• [GIVEN INSTRUCTION]
Could you copy every line from the material below in which "your" appears?

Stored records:
## Start

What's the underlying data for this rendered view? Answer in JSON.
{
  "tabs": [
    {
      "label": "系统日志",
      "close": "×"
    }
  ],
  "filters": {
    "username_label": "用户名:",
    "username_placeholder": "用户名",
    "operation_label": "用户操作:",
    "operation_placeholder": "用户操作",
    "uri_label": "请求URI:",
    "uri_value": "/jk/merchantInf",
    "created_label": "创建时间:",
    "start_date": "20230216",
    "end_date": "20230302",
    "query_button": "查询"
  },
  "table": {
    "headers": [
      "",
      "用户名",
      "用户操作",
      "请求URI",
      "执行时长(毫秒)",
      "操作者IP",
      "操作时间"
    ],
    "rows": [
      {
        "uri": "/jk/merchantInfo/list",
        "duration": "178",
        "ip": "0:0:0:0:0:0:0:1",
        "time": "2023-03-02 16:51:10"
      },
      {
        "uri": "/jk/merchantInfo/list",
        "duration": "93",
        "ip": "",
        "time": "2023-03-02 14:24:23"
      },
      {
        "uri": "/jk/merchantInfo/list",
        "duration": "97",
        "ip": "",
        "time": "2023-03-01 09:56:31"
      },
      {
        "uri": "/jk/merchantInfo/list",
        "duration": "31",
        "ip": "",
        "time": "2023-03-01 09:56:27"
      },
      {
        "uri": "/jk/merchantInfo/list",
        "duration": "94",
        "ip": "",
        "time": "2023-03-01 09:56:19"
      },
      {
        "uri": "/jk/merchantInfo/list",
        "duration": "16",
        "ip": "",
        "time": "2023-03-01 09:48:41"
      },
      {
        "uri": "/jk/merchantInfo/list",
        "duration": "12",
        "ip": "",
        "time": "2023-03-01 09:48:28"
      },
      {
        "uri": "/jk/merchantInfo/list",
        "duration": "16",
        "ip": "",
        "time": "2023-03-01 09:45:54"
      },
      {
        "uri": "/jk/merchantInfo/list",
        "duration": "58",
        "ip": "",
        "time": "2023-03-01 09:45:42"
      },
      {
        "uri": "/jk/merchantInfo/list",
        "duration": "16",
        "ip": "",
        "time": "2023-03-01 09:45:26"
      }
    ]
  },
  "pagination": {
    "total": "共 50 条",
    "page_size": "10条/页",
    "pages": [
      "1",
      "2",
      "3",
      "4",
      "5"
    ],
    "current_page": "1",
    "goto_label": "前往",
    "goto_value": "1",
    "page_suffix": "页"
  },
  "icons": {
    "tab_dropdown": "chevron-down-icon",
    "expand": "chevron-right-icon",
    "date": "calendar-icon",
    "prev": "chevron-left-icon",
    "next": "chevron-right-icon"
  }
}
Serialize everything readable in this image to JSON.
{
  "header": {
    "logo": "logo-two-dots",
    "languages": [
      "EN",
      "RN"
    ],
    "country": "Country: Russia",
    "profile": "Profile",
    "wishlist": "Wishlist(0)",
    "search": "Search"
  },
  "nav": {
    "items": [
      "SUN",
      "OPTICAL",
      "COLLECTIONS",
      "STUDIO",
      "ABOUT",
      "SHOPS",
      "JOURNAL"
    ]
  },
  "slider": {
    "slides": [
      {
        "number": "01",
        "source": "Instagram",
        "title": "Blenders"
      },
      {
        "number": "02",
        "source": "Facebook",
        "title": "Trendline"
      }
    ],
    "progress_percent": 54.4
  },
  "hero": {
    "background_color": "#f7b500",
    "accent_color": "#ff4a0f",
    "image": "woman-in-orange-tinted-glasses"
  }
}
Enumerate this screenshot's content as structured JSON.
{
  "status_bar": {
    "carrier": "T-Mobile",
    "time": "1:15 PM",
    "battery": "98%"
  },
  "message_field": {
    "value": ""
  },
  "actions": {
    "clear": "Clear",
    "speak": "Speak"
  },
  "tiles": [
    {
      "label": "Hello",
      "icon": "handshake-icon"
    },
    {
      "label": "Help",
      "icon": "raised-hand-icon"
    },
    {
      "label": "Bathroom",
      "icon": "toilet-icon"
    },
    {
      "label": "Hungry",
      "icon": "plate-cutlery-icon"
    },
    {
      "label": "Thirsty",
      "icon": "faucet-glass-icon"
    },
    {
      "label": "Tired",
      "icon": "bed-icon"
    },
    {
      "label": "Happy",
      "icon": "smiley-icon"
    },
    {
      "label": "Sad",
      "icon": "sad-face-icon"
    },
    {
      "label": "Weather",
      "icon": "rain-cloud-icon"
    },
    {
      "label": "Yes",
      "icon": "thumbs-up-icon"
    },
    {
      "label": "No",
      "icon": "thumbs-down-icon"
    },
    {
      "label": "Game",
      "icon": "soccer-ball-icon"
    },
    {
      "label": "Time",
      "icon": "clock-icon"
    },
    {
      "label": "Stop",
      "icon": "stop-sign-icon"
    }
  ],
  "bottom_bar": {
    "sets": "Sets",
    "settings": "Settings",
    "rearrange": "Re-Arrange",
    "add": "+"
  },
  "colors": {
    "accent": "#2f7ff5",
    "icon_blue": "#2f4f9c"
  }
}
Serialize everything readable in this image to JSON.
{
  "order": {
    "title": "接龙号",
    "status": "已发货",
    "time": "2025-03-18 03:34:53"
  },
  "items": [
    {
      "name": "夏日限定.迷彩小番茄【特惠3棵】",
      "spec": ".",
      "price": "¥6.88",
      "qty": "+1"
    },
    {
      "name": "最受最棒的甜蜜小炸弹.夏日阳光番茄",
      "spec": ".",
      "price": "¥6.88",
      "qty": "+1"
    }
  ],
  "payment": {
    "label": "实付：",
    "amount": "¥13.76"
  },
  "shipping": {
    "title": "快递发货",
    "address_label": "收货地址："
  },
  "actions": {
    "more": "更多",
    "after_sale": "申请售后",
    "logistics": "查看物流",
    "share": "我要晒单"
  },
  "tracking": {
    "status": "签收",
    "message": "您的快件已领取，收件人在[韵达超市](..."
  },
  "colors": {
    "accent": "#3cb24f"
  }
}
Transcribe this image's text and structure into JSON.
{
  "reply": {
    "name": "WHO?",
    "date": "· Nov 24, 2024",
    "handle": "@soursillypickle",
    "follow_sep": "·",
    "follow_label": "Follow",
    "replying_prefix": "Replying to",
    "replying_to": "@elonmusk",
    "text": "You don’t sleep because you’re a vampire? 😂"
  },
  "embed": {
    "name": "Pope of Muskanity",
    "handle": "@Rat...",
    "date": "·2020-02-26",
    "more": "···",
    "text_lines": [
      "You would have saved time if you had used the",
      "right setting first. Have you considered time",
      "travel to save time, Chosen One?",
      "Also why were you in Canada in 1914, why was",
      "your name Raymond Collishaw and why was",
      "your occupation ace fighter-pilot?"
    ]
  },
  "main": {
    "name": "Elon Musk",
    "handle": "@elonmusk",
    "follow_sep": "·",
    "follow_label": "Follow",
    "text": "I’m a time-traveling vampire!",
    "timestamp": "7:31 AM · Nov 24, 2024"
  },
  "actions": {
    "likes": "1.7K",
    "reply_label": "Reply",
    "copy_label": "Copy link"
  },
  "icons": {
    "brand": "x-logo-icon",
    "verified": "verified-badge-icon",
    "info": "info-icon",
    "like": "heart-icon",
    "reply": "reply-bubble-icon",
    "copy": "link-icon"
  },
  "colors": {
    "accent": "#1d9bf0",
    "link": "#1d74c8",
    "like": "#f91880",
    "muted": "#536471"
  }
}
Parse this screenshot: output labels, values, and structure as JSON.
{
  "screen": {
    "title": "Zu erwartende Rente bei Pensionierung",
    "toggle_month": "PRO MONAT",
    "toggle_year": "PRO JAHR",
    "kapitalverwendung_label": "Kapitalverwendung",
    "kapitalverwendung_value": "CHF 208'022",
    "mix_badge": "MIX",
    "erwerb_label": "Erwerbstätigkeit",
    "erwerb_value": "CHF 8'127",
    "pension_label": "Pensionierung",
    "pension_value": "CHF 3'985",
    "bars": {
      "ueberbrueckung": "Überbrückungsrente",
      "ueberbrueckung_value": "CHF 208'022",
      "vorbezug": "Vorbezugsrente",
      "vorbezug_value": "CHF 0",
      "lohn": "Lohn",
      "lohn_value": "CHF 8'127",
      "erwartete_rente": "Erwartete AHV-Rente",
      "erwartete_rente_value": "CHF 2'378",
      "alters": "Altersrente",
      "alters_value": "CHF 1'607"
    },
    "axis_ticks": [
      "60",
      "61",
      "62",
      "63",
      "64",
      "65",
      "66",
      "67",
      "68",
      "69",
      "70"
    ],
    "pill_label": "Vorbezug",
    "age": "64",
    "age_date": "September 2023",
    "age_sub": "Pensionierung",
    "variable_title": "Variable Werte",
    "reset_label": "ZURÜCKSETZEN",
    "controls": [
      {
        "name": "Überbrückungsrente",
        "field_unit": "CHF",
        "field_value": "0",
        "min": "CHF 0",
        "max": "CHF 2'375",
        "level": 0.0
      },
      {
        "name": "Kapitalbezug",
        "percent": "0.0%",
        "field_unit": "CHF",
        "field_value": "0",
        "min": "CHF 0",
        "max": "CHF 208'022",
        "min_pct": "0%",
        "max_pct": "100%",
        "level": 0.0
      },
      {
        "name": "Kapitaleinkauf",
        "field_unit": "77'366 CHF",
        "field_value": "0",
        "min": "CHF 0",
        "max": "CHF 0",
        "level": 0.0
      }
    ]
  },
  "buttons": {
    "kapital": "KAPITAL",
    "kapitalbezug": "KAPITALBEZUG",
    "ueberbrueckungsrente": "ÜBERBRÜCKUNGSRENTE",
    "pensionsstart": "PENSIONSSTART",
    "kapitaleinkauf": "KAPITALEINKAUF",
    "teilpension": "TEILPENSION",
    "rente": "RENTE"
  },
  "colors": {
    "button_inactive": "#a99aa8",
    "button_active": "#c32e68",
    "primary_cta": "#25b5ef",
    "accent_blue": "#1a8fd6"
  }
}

## End

• [COMPLETE OUTPUT]
      "your name Raymond Collishaw and why was",
      "your occupation ace fighter-pilot?"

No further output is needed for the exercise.